*** SUPPLIED RECORDS

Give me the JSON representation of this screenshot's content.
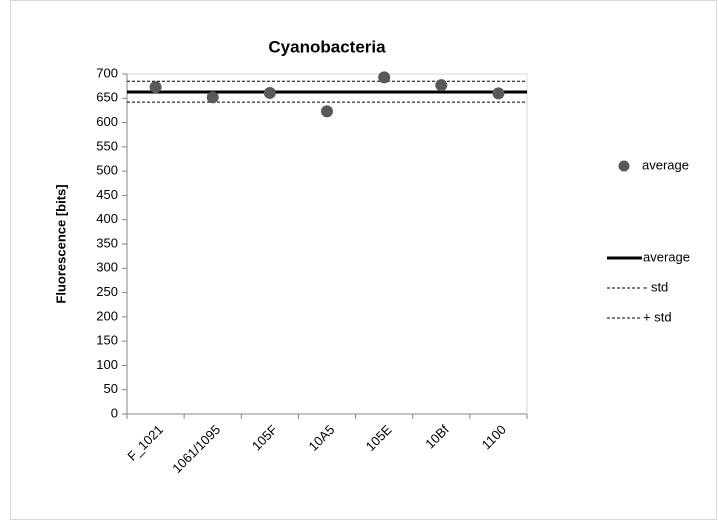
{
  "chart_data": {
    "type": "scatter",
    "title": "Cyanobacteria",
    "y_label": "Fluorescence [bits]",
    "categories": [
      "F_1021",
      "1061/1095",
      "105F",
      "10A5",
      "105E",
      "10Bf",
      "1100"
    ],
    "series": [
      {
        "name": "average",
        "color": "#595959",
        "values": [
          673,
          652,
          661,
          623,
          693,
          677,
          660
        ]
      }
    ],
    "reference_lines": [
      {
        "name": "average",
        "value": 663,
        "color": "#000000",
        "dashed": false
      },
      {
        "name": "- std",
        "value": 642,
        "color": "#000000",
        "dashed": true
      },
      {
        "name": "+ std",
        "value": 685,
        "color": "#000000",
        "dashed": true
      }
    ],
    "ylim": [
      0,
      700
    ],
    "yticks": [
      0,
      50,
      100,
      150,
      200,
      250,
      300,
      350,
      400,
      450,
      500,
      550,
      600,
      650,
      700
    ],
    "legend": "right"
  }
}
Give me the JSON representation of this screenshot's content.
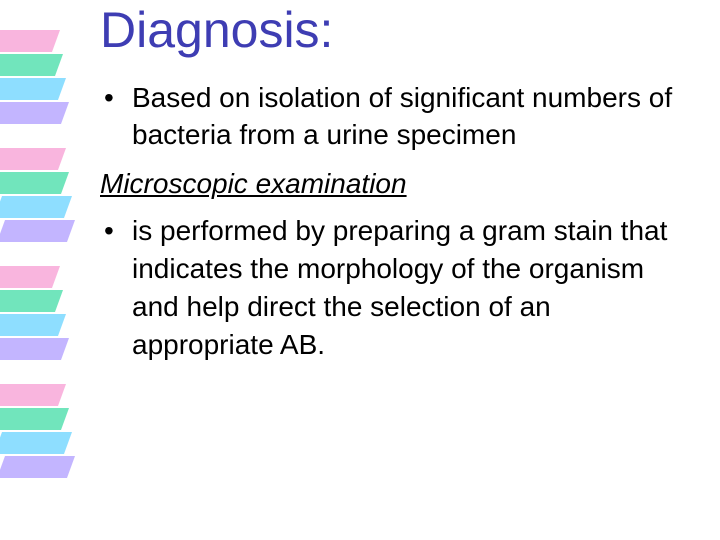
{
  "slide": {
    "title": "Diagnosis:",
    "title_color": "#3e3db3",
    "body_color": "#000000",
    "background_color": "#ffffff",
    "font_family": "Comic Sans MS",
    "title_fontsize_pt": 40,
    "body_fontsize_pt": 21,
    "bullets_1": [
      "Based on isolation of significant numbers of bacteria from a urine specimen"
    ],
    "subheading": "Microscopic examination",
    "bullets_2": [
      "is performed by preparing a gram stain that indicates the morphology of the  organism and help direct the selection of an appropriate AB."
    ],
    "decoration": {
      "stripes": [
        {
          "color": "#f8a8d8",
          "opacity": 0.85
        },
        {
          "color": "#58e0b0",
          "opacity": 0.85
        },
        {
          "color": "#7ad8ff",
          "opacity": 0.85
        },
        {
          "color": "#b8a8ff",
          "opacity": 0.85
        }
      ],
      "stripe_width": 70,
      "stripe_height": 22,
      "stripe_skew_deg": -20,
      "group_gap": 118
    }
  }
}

******
*** SUPPLIED RECORDS

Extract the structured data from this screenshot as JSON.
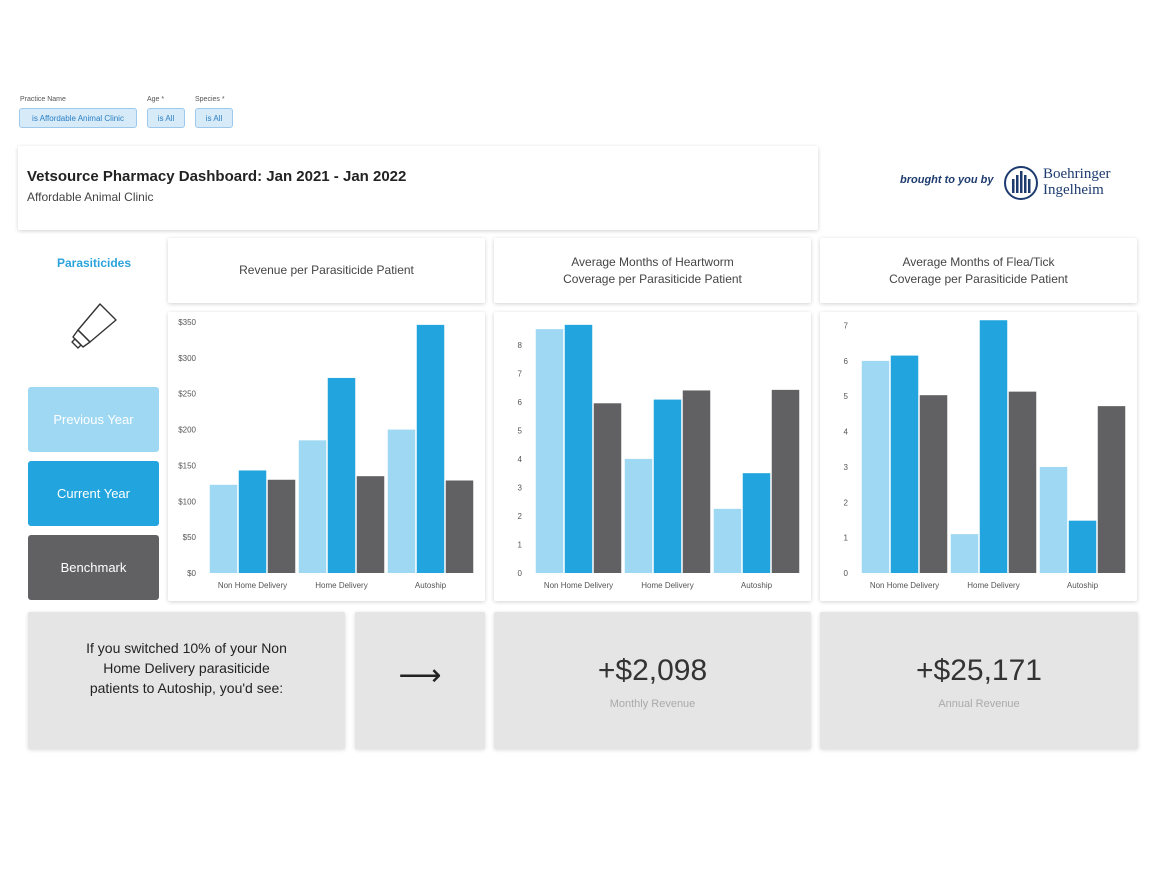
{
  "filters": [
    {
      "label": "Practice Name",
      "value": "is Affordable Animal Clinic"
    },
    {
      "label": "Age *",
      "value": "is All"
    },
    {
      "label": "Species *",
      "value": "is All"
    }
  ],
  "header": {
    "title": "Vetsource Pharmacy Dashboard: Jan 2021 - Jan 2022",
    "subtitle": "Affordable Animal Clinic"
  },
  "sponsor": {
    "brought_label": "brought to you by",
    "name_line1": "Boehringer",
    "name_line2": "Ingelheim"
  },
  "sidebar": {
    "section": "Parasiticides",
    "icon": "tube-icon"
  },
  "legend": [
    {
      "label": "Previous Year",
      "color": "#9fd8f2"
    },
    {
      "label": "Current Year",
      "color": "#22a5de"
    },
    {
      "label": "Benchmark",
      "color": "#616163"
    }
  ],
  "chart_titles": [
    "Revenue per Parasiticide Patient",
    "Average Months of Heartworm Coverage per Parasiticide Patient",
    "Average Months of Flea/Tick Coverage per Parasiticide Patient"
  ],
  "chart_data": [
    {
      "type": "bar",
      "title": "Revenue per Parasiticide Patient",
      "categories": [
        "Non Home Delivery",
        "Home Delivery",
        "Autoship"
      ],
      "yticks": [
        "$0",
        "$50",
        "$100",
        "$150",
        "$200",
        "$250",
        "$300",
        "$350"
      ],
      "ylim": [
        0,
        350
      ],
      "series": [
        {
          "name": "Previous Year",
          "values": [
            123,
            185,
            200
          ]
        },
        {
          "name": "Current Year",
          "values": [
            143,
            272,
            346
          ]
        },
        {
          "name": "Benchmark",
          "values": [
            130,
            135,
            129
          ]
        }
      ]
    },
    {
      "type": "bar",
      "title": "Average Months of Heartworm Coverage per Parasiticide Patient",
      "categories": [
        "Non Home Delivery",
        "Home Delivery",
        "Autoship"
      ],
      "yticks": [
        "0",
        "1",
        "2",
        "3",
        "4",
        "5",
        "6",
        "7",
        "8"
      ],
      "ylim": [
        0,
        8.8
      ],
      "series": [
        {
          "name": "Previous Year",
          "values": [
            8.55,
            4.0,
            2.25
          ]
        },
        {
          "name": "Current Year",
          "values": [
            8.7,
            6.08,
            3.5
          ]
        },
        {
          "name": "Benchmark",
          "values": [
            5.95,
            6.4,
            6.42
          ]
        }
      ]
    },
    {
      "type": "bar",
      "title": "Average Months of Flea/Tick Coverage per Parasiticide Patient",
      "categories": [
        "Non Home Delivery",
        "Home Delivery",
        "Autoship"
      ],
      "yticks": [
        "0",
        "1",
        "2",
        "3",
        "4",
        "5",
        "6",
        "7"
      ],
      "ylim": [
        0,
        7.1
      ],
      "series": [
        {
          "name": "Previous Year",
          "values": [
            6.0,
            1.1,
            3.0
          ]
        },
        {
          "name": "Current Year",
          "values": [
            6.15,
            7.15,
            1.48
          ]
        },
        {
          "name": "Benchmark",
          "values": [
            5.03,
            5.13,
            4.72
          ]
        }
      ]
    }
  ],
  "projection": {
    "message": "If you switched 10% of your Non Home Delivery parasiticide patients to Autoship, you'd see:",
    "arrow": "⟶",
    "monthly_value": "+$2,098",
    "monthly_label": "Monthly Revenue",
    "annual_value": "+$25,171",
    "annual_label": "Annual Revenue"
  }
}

******

* **WHAT YOU SHOULD DO**: Lines containing the word "Coverage" must all be returned from the material above.

* **ANSWER**:
    "Average Months of Heartworm Coverage per Parasiticide Patient",
    "Average Months of Flea/Tick Coverage per Parasiticide Patient"
      "title": "Average Months of Heartworm Coverage per Parasiticide Patient",
      "title": "Average Months of Flea/Tick Coverage per Parasiticide Patient",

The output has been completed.